— Start RECORDS TO USE —

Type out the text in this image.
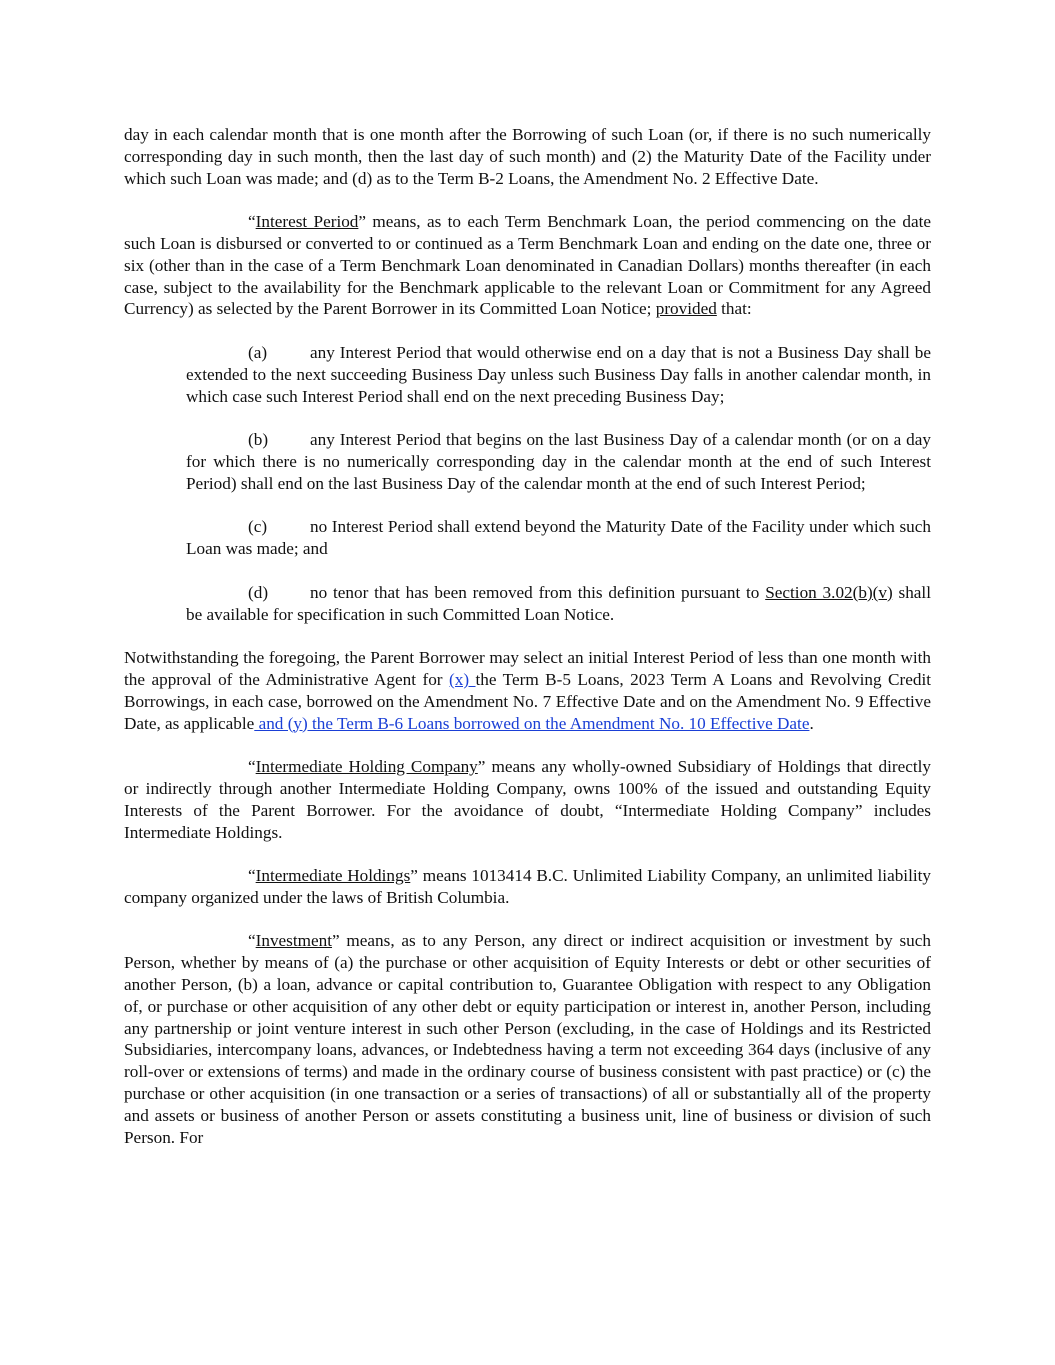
day in each calendar month that is one month after the Borrowing of such Loan (or, if there is no such numerically corresponding day in such month, then the last day of such month) and (2) the Maturity Date of the Facility under which such Loan was made; and (d) as to the Term B-2 Loans, the Amendment No. 2 Effective Date.

“Interest Period” means, as to each Term Benchmark Loan, the period commencing on the date such Loan is disbursed or converted to or continued as a Term Benchmark Loan and ending on the date one, three or six (other than in the case of a Term Benchmark Loan denominated in Canadian Dollars) months thereafter (in each case, subject to the availability for the Benchmark applicable to the relevant Loan or Commitment for any Agreed Currency) as selected by the Parent Borrower in its Committed Loan Notice; provided that:

(a) any Interest Period that would otherwise end on a day that is not a Business Day shall be extended to the next succeeding Business Day unless such Business Day falls in another calendar month, in which case such Interest Period shall end on the next preceding Business Day;

(b) any Interest Period that begins on the last Business Day of a calendar month (or on a day for which there is no numerically corresponding day in the calendar month at the end of such Interest Period) shall end on the last Business Day of the calendar month at the end of such Interest Period;

(c) no Interest Period shall extend beyond the Maturity Date of the Facility under which such Loan was made; and

(d) no tenor that has been removed from this definition pursuant to Section 3.02(b)(v) shall be available for specification in such Committed Loan Notice.

Notwithstanding the foregoing, the Parent Borrower may select an initial Interest Period of less than one month with the approval of the Administrative Agent for (x) the Term B-5 Loans, 2023 Term A Loans and Revolving Credit Borrowings, in each case, borrowed on the Amendment No. 7 Effective Date and on the Amendment No. 9 Effective Date, as applicable and (y) the Term B-6 Loans borrowed on the Amendment No. 10 Effective Date.

“Intermediate Holding Company” means any wholly-owned Subsidiary of Holdings that directly or indirectly through another Intermediate Holding Company, owns 100% of the issued and outstanding Equity Interests of the Parent Borrower. For the avoidance of doubt, “Intermediate Holding Company” includes Intermediate Holdings.

“Intermediate Holdings” means 1013414 B.C. Unlimited Liability Company, an unlimited liability company organized under the laws of British Columbia.

“Investment” means, as to any Person, any direct or indirect acquisition or investment by such Person, whether by means of (a) the purchase or other acquisition of Equity Interests or debt or other securities of another Person, (b) a loan, advance or capital contribution to, Guarantee Obligation with respect to any Obligation of, or purchase or other acquisition of any other debt or equity participation or interest in, another Person, including any partnership or joint venture interest in such other Person (excluding, in the case of Holdings and its Restricted Subsidiaries, intercompany loans, advances, or Indebtedness having a term not exceeding 364 days (inclusive of any roll-over or extensions of terms) and made in the ordinary course of business consistent with past practice) or (c) the purchase or other acquisition (in one transaction or a series of transactions) of all or substantially all of the property and assets or business of another Person or assets constituting a business unit, line of business or division of such Person. For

— End RECORDS TO USE —

*WORK REQUIRED:*
Leaving the pictures aside, transcribe the entire listing exactly.

*RESPONSE TO THIS TASK:*
Type out the text in this image.
day in each calendar month that is one month after the Borrowing of such Loan (or, if there is no such numerically corresponding day in such month, then the last day of such month) and (2) the Maturity Date of the Facility under which such Loan was made; and (d) as to the Term B-2 Loans, the Amendment No. 2 Effective Date.

“Interest Period” means, as to each Term Benchmark Loan, the period commencing on the date such Loan is disbursed or converted to or continued as a Term Benchmark Loan and ending on the date one, three or six (other than in the case of a Term Benchmark Loan denominated in Canadian Dollars) months thereafter (in each case, subject to the availability for the Benchmark applicable to the relevant Loan or Commitment for any Agreed Currency) as selected by the Parent Borrower in its Committed Loan Notice; provided that:

(a) any Interest Period that would otherwise end on a day that is not a Business Day shall be extended to the next succeeding Business Day unless such Business Day falls in another calendar month, in which case such Interest Period shall end on the next preceding Business Day;

(b) any Interest Period that begins on the last Business Day of a calendar month (or on a day for which there is no numerically corresponding day in the calendar month at the end of such Interest Period) shall end on the last Business Day of the calendar month at the end of such Interest Period;

(c) no Interest Period shall extend beyond the Maturity Date of the Facility under which such Loan was made; and

(d) no tenor that has been removed from this definition pursuant to Section 3.02(b)(v) shall be available for specification in such Committed Loan Notice.

Notwithstanding the foregoing, the Parent Borrower may select an initial Interest Period of less than one month with the approval of the Administrative Agent for (x) the Term B-5 Loans, 2023 Term A Loans and Revolving Credit Borrowings, in each case, borrowed on the Amendment No. 7 Effective Date and on the Amendment No. 9 Effective Date, as applicable and (y) the Term B-6 Loans borrowed on the Amendment No. 10 Effective Date.

“Intermediate Holding Company” means any wholly-owned Subsidiary of Holdings that directly or indirectly through another Intermediate Holding Company, owns 100% of the issued and outstanding Equity Interests of the Parent Borrower. For the avoidance of doubt, “Intermediate Holding Company” includes Intermediate Holdings.

“Intermediate Holdings” means 1013414 B.C. Unlimited Liability Company, an unlimited liability company organized under the laws of British Columbia.

“Investment” means, as to any Person, any direct or indirect acquisition or investment by such Person, whether by means of (a) the purchase or other acquisition of Equity Interests or debt or other securities of another Person, (b) a loan, advance or capital contribution to, Guarantee Obligation with respect to any Obligation of, or purchase or other acquisition of any other debt or equity participation or interest in, another Person, including any partnership or joint venture interest in such other Person (excluding, in the case of Holdings and its Restricted Subsidiaries, intercompany loans, advances, or Indebtedness having a term not exceeding 364 days (inclusive of any roll-over or extensions of terms) and made in the ordinary course of business consistent with past practice) or (c) the purchase or other acquisition (in one transaction or a series of transactions) of all or substantially all of the property and assets or business of another Person or assets constituting a business unit, line of business or division of such Person. For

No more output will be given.